▸ LISTED ENTRIES:
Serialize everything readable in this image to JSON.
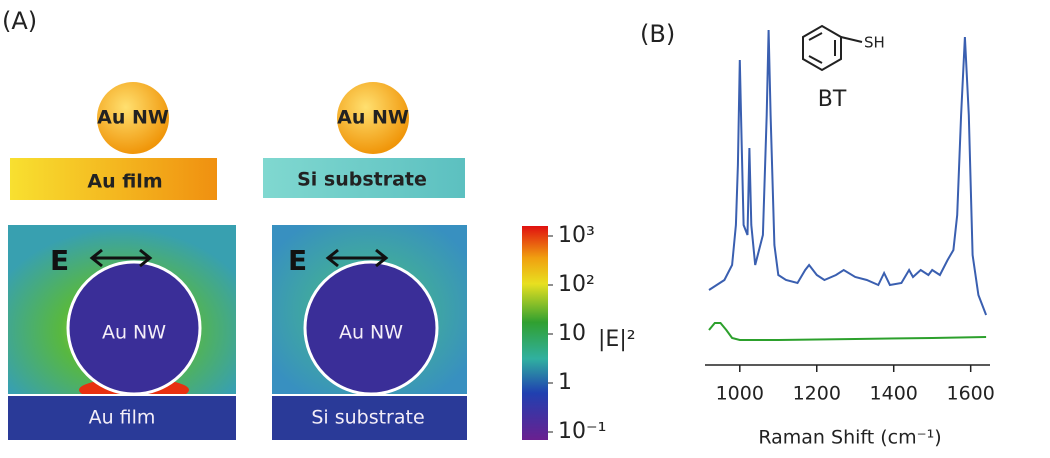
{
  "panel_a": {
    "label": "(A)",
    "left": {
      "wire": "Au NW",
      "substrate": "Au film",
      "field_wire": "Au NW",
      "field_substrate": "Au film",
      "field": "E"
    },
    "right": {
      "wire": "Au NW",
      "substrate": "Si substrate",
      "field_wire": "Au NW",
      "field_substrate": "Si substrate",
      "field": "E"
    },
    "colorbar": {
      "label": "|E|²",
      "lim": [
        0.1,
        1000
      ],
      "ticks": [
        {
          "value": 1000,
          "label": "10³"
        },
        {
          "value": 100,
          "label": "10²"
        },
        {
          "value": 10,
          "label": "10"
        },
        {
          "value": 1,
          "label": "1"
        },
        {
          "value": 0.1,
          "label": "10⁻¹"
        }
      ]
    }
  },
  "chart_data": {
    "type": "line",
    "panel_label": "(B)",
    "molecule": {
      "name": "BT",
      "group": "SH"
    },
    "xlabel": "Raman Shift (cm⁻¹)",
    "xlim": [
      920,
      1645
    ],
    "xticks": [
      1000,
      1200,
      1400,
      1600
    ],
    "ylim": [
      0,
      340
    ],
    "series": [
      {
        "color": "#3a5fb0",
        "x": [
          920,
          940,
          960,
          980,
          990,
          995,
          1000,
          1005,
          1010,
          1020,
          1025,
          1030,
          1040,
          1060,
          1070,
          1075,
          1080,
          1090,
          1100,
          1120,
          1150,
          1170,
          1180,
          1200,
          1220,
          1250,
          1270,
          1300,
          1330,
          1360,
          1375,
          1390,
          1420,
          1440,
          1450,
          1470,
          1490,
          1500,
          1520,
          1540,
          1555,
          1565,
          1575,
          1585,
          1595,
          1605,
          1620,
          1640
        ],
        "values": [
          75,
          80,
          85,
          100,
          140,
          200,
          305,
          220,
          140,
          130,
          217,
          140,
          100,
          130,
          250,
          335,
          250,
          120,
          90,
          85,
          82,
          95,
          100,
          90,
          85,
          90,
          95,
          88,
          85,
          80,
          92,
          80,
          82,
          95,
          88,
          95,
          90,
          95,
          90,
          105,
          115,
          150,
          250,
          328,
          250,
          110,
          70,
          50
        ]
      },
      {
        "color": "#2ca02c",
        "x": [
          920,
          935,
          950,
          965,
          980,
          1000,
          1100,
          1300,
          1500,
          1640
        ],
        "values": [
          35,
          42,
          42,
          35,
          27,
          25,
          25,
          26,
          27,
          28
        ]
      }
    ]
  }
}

▸ SET PROBLEM: Reply with only the number of lines in the entries that contain the word "film".

▸ RESPONSE TO THE EXERCISE: 2